AIM OF THE TASK – Filter the listing below, copying every line in which the word "name" appears.

RECORDED INFORMATION –
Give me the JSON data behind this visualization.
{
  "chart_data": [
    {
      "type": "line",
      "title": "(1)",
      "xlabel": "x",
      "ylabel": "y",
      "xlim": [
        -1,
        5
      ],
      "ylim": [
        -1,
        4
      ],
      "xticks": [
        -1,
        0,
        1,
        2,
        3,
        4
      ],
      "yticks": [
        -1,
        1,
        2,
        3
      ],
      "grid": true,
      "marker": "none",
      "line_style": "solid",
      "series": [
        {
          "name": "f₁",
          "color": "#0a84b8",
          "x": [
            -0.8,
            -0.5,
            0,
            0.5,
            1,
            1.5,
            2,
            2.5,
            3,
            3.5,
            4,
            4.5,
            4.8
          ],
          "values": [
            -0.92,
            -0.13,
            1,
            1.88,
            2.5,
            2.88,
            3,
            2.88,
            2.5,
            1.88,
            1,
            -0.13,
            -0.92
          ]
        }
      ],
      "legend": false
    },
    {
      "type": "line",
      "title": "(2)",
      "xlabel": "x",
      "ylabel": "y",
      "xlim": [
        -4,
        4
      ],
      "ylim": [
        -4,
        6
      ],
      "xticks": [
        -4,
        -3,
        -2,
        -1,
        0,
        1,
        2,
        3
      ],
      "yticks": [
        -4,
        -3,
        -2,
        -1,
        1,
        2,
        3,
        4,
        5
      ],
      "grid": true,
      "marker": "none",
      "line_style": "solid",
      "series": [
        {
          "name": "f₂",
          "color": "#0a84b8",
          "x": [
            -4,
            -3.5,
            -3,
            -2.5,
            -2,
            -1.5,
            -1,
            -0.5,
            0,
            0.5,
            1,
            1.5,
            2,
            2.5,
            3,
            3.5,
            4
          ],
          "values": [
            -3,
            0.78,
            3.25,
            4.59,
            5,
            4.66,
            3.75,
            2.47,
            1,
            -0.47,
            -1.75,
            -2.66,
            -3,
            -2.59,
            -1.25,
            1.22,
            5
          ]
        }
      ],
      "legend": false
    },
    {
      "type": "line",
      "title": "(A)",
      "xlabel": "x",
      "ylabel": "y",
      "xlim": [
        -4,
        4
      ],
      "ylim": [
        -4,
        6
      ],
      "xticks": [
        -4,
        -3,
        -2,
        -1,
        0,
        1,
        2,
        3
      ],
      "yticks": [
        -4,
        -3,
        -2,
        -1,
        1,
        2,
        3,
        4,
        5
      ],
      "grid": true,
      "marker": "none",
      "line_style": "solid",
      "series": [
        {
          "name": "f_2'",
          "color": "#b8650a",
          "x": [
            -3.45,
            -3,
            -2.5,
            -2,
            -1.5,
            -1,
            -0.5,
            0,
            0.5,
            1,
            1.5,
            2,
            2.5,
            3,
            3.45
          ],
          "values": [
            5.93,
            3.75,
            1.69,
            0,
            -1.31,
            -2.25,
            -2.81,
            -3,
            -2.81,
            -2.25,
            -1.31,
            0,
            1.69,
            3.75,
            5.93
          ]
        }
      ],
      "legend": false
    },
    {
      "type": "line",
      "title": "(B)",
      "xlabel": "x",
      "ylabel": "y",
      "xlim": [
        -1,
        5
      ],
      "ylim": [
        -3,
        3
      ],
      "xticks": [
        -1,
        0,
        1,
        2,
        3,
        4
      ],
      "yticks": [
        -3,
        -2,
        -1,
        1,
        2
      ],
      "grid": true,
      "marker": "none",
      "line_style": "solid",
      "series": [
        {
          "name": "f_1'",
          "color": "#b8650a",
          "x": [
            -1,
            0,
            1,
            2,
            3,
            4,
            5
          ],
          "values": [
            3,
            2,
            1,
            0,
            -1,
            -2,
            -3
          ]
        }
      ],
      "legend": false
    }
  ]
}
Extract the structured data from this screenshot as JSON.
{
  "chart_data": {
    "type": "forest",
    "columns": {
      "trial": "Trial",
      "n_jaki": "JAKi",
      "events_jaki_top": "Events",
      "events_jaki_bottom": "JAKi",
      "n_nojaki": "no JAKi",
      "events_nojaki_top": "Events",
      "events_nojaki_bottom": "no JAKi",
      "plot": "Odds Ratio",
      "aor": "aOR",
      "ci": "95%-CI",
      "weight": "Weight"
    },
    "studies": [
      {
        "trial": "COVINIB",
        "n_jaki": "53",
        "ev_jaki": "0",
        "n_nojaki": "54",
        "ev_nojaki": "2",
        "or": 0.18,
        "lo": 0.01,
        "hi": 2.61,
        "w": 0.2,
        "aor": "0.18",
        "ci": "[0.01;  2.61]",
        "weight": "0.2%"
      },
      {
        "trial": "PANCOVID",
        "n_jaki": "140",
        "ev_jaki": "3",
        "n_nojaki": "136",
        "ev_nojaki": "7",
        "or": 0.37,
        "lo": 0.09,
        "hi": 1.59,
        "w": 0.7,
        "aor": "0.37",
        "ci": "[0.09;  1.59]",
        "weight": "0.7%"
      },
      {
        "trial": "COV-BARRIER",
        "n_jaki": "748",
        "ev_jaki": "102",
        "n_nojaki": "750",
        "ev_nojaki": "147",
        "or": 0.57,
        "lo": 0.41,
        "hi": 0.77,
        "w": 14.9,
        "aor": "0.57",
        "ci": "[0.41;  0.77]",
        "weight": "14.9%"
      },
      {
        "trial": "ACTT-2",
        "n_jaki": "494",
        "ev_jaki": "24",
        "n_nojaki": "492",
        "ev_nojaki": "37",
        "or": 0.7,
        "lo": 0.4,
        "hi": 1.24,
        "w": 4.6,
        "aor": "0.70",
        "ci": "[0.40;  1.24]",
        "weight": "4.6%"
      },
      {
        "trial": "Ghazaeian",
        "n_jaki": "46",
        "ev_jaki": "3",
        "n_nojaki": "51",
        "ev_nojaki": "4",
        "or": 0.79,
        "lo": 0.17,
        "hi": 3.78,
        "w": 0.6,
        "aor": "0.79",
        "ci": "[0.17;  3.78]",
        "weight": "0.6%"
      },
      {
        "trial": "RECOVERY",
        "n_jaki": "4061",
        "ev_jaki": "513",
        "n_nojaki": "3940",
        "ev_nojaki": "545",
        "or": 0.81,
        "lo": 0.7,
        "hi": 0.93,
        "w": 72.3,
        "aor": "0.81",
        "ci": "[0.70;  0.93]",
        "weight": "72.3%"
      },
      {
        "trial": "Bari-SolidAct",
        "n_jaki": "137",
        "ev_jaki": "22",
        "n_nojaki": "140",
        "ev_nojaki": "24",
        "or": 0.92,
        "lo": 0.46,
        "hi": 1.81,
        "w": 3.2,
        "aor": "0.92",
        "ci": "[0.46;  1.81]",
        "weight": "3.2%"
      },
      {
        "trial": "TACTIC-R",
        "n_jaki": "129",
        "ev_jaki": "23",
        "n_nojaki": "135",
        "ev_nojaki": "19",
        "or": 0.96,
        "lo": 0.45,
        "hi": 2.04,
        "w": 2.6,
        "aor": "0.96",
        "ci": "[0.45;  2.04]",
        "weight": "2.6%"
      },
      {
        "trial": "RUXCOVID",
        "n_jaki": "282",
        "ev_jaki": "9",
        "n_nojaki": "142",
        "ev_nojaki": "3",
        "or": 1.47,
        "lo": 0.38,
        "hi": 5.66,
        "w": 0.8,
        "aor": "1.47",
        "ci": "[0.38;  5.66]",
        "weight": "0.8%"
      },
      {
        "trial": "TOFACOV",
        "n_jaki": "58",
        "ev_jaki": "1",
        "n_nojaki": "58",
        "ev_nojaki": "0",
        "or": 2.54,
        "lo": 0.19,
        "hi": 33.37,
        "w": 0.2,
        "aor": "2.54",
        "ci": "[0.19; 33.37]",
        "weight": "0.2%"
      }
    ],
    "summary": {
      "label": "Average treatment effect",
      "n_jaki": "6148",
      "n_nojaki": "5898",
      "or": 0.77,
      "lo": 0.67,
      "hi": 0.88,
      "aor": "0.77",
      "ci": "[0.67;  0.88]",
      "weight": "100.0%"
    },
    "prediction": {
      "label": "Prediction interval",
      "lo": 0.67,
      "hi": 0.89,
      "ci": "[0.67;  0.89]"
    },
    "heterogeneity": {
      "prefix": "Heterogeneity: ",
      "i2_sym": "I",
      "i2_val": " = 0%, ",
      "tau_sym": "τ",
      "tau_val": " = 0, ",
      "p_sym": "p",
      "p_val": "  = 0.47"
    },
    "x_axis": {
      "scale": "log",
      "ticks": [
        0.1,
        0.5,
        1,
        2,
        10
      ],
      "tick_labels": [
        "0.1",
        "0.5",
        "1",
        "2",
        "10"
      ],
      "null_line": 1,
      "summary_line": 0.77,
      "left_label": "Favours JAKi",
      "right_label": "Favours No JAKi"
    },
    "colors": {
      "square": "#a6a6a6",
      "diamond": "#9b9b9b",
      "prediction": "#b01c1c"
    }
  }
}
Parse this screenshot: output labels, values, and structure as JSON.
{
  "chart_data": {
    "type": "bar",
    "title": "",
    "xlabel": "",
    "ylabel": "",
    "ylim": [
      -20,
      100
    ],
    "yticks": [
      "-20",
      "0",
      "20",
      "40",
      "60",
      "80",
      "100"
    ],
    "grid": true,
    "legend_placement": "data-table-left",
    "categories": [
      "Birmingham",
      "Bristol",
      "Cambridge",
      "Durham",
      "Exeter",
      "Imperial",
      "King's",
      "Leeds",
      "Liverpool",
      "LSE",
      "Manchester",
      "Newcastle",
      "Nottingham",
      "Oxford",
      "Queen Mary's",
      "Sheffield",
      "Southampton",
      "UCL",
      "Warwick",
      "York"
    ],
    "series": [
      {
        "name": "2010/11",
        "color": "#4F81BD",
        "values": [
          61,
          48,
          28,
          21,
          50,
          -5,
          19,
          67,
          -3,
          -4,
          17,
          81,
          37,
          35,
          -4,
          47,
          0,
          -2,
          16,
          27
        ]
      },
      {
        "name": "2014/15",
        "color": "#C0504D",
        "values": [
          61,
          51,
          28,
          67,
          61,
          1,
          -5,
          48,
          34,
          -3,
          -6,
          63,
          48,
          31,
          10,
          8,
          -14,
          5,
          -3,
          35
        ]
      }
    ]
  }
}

ANSWER BELOW –
          "name": "f₁",
          "name": "f₂",
          "name": "f_2'",
          "name": "f_1'",
        "name": "2010/11",
        "name": "2014/15",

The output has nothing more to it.